*** Opening of MATERIAL SHOWN ***
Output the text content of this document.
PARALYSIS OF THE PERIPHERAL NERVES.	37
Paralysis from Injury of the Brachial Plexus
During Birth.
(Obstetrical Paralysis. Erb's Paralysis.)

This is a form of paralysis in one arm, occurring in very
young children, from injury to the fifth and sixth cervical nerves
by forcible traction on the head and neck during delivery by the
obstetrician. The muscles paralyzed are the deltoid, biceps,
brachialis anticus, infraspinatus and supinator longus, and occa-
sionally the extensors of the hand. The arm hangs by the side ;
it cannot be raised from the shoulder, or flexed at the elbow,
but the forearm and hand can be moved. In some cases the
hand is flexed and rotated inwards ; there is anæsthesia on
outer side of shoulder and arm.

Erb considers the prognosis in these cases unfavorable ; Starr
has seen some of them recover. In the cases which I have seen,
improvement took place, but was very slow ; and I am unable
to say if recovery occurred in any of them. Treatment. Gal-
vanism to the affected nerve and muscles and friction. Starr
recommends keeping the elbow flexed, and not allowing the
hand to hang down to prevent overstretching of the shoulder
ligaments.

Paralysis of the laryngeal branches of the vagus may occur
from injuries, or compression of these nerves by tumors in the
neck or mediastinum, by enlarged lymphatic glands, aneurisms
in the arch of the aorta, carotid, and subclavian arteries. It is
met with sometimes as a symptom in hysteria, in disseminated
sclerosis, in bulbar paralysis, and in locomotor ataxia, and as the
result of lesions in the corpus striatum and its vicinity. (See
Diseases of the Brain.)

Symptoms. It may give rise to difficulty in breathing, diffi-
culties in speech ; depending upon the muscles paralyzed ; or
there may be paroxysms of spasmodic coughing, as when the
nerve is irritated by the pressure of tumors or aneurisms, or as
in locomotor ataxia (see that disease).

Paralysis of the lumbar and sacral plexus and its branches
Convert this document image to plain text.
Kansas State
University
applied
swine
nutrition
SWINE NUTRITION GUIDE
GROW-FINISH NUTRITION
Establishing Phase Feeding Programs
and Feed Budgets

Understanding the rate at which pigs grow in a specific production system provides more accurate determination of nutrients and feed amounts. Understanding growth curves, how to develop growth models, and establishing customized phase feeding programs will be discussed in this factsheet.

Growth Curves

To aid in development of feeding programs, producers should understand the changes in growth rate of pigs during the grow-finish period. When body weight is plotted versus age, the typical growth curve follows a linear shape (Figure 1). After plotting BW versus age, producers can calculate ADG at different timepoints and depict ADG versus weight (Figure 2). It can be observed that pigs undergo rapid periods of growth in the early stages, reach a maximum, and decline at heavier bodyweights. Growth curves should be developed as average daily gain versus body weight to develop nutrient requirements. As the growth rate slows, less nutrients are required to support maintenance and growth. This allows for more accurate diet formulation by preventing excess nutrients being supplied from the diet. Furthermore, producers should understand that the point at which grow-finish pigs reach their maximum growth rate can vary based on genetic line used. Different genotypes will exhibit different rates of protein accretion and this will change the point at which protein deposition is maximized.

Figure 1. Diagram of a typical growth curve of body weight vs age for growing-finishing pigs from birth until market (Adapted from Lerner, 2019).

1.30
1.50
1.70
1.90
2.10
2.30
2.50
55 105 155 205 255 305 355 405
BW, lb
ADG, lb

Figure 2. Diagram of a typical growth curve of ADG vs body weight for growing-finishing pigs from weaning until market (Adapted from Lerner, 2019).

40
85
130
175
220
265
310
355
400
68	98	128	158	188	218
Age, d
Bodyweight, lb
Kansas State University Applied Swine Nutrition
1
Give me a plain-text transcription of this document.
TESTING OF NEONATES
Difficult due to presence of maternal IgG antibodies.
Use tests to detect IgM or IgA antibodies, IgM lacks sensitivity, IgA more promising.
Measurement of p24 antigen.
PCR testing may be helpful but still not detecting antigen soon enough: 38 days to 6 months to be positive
*** Close of MATERIAL SHOWN ***
- [YOUR TASK] All the data must be duplicated exactly, with nothing added or removed.

- [SOLUTION FOR THIS TASK]
Output the text content of this document.
PARALYSIS OF THE PERIPHERAL NERVES.	37
Paralysis from Injury of the Brachial Plexus
During Birth.
(Obstetrical Paralysis. Erb's Paralysis.)

This is a form of paralysis in one arm, occurring in very
young children, from injury to the fifth and sixth cervical nerves
by forcible traction on the head and neck during delivery by the
obstetrician. The muscles paralyzed are the deltoid, biceps,
brachialis anticus, infraspinatus and supinator longus, and occa-
sionally the extensors of the hand. The arm hangs by the side ;
it cannot be raised from the shoulder, or flexed at the elbow,
but the forearm and hand can be moved. In some cases the
hand is flexed and rotated inwards ; there is anæsthesia on
outer side of shoulder and arm.

Erb considers the prognosis in these cases unfavorable ; Starr
has seen some of them recover. In the cases which I have seen,
improvement took place, but was very slow ; and I am unable
to say if recovery occurred in any of them. Treatment. Gal-
vanism to the affected nerve and muscles and friction. Starr
recommends keeping the elbow flexed, and not allowing the
hand to hang down to prevent overstretching of the shoulder
ligaments.

Paralysis of the laryngeal branches of the vagus may occur
from injuries, or compression of these nerves by tumors in the
neck or mediastinum, by enlarged lymphatic glands, aneurisms
in the arch of the aorta, carotid, and subclavian arteries. It is
met with sometimes as a symptom in hysteria, in disseminated
sclerosis, in bulbar paralysis, and in locomotor ataxia, and as the
result of lesions in the corpus striatum and its vicinity. (See
Diseases of the Brain.)

Symptoms. It may give rise to difficulty in breathing, diffi-
culties in speech ; depending upon the muscles paralyzed ; or
there may be paroxysms of spasmodic coughing, as when the
nerve is irritated by the pressure of tumors or aneurisms, or as
in locomotor ataxia (see that disease).

Paralysis of the lumbar and sacral plexus and its branches
Convert this document image to plain text.
Kansas State
University
applied
swine
nutrition
SWINE NUTRITION GUIDE
GROW-FINISH NUTRITION
Establishing Phase Feeding Programs
and Feed Budgets

Understanding the rate at which pigs grow in a specific production system provides more accurate determination of nutrients and feed amounts. Understanding growth curves, how to develop growth models, and establishing customized phase feeding programs will be discussed in this factsheet.

Growth Curves

To aid in development of feeding programs, producers should understand the changes in growth rate of pigs during the grow-finish period. When body weight is plotted versus age, the typical growth curve follows a linear shape (Figure 1). After plotting BW versus age, producers can calculate ADG at different timepoints and depict ADG versus weight (Figure 2). It can be observed that pigs undergo rapid periods of growth in the early stages, reach a maximum, and decline at heavier bodyweights. Growth curves should be developed as average daily gain versus body weight to develop nutrient requirements. As the growth rate slows, less nutrients are required to support maintenance and growth. This allows for more accurate diet formulation by preventing excess nutrients being supplied from the diet. Furthermore, producers should understand that the point at which grow-finish pigs reach their maximum growth rate can vary based on genetic line used. Different genotypes will exhibit different rates of protein accretion and this will change the point at which protein deposition is maximized.

Figure 1. Diagram of a typical growth curve of body weight vs age for growing-finishing pigs from birth until market (Adapted from Lerner, 2019).

1.30
1.50
1.70
1.90
2.10
2.30
2.50
55 105 155 205 255 305 355 405
BW, lb
ADG, lb

Figure 2. Diagram of a typical growth curve of ADG vs body weight for growing-finishing pigs from weaning until market (Adapted from Lerner, 2019).

40
85
130
175
220
265
310
355
400
68	98	128	158	188	218
Age, d
Bodyweight, lb
Kansas State University Applied Swine Nutrition
1
Give me a plain-text transcription of this document.
TESTING OF NEONATES
Difficult due to presence of maternal IgG antibodies.
Use tests to detect IgM or IgA antibodies, IgM lacks sensitivity, IgA more promising.
Measurement of p24 antigen.
PCR testing may be helpful but still not detecting antigen soon enough: 38 days to 6 months to be positive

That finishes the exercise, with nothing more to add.